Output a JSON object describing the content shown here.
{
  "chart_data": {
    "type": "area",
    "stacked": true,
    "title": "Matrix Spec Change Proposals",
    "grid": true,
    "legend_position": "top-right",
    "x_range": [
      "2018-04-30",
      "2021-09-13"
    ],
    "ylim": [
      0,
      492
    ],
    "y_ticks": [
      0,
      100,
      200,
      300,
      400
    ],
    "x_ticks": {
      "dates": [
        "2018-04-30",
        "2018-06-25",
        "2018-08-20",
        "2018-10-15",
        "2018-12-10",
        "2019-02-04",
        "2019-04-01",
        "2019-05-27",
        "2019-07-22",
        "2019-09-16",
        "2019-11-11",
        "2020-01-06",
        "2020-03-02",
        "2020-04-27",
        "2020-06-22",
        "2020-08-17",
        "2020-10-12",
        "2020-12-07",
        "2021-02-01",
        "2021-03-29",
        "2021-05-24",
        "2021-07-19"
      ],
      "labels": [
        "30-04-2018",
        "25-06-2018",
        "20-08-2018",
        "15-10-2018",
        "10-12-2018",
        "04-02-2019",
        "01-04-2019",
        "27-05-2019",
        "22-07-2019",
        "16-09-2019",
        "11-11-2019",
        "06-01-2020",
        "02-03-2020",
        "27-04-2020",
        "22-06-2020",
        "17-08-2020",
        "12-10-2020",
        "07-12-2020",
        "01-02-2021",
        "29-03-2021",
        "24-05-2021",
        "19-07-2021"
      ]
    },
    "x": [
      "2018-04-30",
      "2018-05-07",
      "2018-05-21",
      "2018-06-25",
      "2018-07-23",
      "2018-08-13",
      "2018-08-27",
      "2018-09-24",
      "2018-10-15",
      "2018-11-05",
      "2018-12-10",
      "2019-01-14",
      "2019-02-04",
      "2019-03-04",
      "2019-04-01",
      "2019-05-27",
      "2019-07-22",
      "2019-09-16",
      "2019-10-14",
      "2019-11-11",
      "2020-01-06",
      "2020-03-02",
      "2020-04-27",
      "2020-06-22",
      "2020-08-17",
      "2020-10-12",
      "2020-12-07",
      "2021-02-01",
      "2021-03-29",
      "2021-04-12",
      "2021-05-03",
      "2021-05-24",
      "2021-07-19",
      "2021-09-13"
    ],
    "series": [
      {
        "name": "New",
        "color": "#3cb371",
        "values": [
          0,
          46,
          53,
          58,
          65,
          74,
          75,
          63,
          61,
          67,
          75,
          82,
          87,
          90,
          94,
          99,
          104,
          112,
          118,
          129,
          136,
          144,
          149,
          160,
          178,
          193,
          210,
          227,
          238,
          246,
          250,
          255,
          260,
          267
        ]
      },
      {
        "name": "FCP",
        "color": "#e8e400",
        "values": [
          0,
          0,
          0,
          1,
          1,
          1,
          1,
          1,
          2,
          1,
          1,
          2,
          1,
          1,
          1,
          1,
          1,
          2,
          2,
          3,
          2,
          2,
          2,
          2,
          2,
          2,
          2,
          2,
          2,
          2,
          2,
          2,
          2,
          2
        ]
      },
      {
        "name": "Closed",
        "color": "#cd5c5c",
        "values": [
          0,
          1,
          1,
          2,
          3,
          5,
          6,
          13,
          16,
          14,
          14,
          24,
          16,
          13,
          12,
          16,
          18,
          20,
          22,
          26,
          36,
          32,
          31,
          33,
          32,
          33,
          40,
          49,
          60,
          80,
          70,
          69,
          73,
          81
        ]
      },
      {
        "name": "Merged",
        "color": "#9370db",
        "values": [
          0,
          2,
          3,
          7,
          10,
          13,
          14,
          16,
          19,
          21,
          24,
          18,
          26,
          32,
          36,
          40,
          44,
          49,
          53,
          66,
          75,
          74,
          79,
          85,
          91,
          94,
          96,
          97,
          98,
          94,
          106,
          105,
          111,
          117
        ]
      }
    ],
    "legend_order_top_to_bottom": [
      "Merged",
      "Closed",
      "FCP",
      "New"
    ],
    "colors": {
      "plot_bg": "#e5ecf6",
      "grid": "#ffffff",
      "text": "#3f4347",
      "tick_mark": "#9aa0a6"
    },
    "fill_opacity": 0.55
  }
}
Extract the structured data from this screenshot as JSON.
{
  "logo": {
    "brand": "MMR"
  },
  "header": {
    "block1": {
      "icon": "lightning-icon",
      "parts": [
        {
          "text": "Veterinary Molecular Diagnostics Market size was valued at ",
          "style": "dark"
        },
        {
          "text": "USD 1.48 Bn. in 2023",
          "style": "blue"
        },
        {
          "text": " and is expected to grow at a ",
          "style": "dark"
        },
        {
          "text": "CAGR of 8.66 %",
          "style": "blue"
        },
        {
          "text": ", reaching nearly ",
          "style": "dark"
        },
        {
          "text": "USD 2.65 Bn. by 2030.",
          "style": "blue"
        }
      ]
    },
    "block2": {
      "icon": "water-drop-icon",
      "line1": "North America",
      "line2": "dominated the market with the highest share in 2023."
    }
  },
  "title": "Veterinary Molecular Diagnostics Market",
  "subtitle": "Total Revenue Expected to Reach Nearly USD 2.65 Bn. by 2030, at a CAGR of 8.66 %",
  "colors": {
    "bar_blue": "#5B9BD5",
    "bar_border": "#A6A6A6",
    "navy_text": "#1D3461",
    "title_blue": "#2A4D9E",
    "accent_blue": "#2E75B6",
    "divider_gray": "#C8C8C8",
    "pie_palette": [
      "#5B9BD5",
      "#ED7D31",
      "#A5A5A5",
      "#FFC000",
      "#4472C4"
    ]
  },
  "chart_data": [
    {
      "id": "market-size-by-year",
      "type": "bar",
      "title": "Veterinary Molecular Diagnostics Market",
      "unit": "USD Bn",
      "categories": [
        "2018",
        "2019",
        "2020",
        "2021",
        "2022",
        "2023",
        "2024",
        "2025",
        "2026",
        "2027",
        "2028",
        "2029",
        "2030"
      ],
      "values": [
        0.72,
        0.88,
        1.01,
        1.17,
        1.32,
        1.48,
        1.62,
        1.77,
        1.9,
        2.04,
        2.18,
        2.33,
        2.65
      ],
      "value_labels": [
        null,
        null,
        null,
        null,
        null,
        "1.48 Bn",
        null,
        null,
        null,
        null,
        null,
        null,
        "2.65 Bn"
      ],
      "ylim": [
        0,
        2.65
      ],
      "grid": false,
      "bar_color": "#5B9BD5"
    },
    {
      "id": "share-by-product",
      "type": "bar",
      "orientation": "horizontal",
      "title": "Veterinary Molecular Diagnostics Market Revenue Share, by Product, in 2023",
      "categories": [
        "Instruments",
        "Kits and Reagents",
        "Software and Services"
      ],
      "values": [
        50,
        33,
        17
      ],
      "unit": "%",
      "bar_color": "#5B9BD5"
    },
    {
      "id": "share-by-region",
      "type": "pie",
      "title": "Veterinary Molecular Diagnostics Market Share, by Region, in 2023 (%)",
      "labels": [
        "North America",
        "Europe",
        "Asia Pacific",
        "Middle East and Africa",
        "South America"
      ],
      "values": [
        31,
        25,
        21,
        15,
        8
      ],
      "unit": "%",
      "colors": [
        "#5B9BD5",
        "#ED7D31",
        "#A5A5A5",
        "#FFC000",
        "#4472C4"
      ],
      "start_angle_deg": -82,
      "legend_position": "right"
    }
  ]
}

#####

[Work required]
Print all of the entries again, exactly as written.

[Answer below]
Output a JSON object describing the content shown here.
{
  "chart_data": {
    "type": "area",
    "stacked": true,
    "title": "Matrix Spec Change Proposals",
    "grid": true,
    "legend_position": "top-right",
    "x_range": [
      "2018-04-30",
      "2021-09-13"
    ],
    "ylim": [
      0,
      492
    ],
    "y_ticks": [
      0,
      100,
      200,
      300,
      400
    ],
    "x_ticks": {
      "dates": [
        "2018-04-30",
        "2018-06-25",
        "2018-08-20",
        "2018-10-15",
        "2018-12-10",
        "2019-02-04",
        "2019-04-01",
        "2019-05-27",
        "2019-07-22",
        "2019-09-16",
        "2019-11-11",
        "2020-01-06",
        "2020-03-02",
        "2020-04-27",
        "2020-06-22",
        "2020-08-17",
        "2020-10-12",
        "2020-12-07",
        "2021-02-01",
        "2021-03-29",
        "2021-05-24",
        "2021-07-19"
      ],
      "labels": [
        "30-04-2018",
        "25-06-2018",
        "20-08-2018",
        "15-10-2018",
        "10-12-2018",
        "04-02-2019",
        "01-04-2019",
        "27-05-2019",
        "22-07-2019",
        "16-09-2019",
        "11-11-2019",
        "06-01-2020",
        "02-03-2020",
        "27-04-2020",
        "22-06-2020",
        "17-08-2020",
        "12-10-2020",
        "07-12-2020",
        "01-02-2021",
        "29-03-2021",
        "24-05-2021",
        "19-07-2021"
      ]
    },
    "x": [
      "2018-04-30",
      "2018-05-07",
      "2018-05-21",
      "2018-06-25",
      "2018-07-23",
      "2018-08-13",
      "2018-08-27",
      "2018-09-24",
      "2018-10-15",
      "2018-11-05",
      "2018-12-10",
      "2019-01-14",
      "2019-02-04",
      "2019-03-04",
      "2019-04-01",
      "2019-05-27",
      "2019-07-22",
      "2019-09-16",
      "2019-10-14",
      "2019-11-11",
      "2020-01-06",
      "2020-03-02",
      "2020-04-27",
      "2020-06-22",
      "2020-08-17",
      "2020-10-12",
      "2020-12-07",
      "2021-02-01",
      "2021-03-29",
      "2021-04-12",
      "2021-05-03",
      "2021-05-24",
      "2021-07-19",
      "2021-09-13"
    ],
    "series": [
      {
        "name": "New",
        "color": "#3cb371",
        "values": [
          0,
          46,
          53,
          58,
          65,
          74,
          75,
          63,
          61,
          67,
          75,
          82,
          87,
          90,
          94,
          99,
          104,
          112,
          118,
          129,
          136,
          144,
          149,
          160,
          178,
          193,
          210,
          227,
          238,
          246,
          250,
          255,
          260,
          267
        ]
      },
      {
        "name": "FCP",
        "color": "#e8e400",
        "values": [
          0,
          0,
          0,
          1,
          1,
          1,
          1,
          1,
          2,
          1,
          1,
          2,
          1,
          1,
          1,
          1,
          1,
          2,
          2,
          3,
          2,
          2,
          2,
          2,
          2,
          2,
          2,
          2,
          2,
          2,
          2,
          2,
          2,
          2
        ]
      },
      {
        "name": "Closed",
        "color": "#cd5c5c",
        "values": [
          0,
          1,
          1,
          2,
          3,
          5,
          6,
          13,
          16,
          14,
          14,
          24,
          16,
          13,
          12,
          16,
          18,
          20,
          22,
          26,
          36,
          32,
          31,
          33,
          32,
          33,
          40,
          49,
          60,
          80,
          70,
          69,
          73,
          81
        ]
      },
      {
        "name": "Merged",
        "color": "#9370db",
        "values": [
          0,
          2,
          3,
          7,
          10,
          13,
          14,
          16,
          19,
          21,
          24,
          18,
          26,
          32,
          36,
          40,
          44,
          49,
          53,
          66,
          75,
          74,
          79,
          85,
          91,
          94,
          96,
          97,
          98,
          94,
          106,
          105,
          111,
          117
        ]
      }
    ],
    "legend_order_top_to_bottom": [
      "Merged",
      "Closed",
      "FCP",
      "New"
    ],
    "colors": {
      "plot_bg": "#e5ecf6",
      "grid": "#ffffff",
      "text": "#3f4347",
      "tick_mark": "#9aa0a6"
    },
    "fill_opacity": 0.55
  }
}
Extract the structured data from this screenshot as JSON.
{
  "logo": {
    "brand": "MMR"
  },
  "header": {
    "block1": {
      "icon": "lightning-icon",
      "parts": [
        {
          "text": "Veterinary Molecular Diagnostics Market size was valued at ",
          "style": "dark"
        },
        {
          "text": "USD 1.48 Bn. in 2023",
          "style": "blue"
        },
        {
          "text": " and is expected to grow at a ",
          "style": "dark"
        },
        {
          "text": "CAGR of 8.66 %",
          "style": "blue"
        },
        {
          "text": ", reaching nearly ",
          "style": "dark"
        },
        {
          "text": "USD 2.65 Bn. by 2030.",
          "style": "blue"
        }
      ]
    },
    "block2": {
      "icon": "water-drop-icon",
      "line1": "North America",
      "line2": "dominated the market with the highest share in 2023."
    }
  },
  "title": "Veterinary Molecular Diagnostics Market",
  "subtitle": "Total Revenue Expected to Reach Nearly USD 2.65 Bn. by 2030, at a CAGR of 8.66 %",
  "colors": {
    "bar_blue": "#5B9BD5",
    "bar_border": "#A6A6A6",
    "navy_text": "#1D3461",
    "title_blue": "#2A4D9E",
    "accent_blue": "#2E75B6",
    "divider_gray": "#C8C8C8",
    "pie_palette": [
      "#5B9BD5",
      "#ED7D31",
      "#A5A5A5",
      "#FFC000",
      "#4472C4"
    ]
  },
  "chart_data": [
    {
      "id": "market-size-by-year",
      "type": "bar",
      "title": "Veterinary Molecular Diagnostics Market",
      "unit": "USD Bn",
      "categories": [
        "2018",
        "2019",
        "2020",
        "2021",
        "2022",
        "2023",
        "2024",
        "2025",
        "2026",
        "2027",
        "2028",
        "2029",
        "2030"
      ],
      "values": [
        0.72,
        0.88,
        1.01,
        1.17,
        1.32,
        1.48,
        1.62,
        1.77,
        1.9,
        2.04,
        2.18,
        2.33,
        2.65
      ],
      "value_labels": [
        null,
        null,
        null,
        null,
        null,
        "1.48 Bn",
        null,
        null,
        null,
        null,
        null,
        null,
        "2.65 Bn"
      ],
      "ylim": [
        0,
        2.65
      ],
      "grid": false,
      "bar_color": "#5B9BD5"
    },
    {
      "id": "share-by-product",
      "type": "bar",
      "orientation": "horizontal",
      "title": "Veterinary Molecular Diagnostics Market Revenue Share, by Product, in 2023",
      "categories": [
        "Instruments",
        "Kits and Reagents",
        "Software and Services"
      ],
      "values": [
        50,
        33,
        17
      ],
      "unit": "%",
      "bar_color": "#5B9BD5"
    },
    {
      "id": "share-by-region",
      "type": "pie",
      "title": "Veterinary Molecular Diagnostics Market Share, by Region, in 2023 (%)",
      "labels": [
        "North America",
        "Europe",
        "Asia Pacific",
        "Middle East and Africa",
        "South America"
      ],
      "values": [
        31,
        25,
        21,
        15,
        8
      ],
      "unit": "%",
      "colors": [
        "#5B9BD5",
        "#ED7D31",
        "#A5A5A5",
        "#FFC000",
        "#4472C4"
      ],
      "start_angle_deg": -82,
      "legend_position": "right"
    }
  ]
}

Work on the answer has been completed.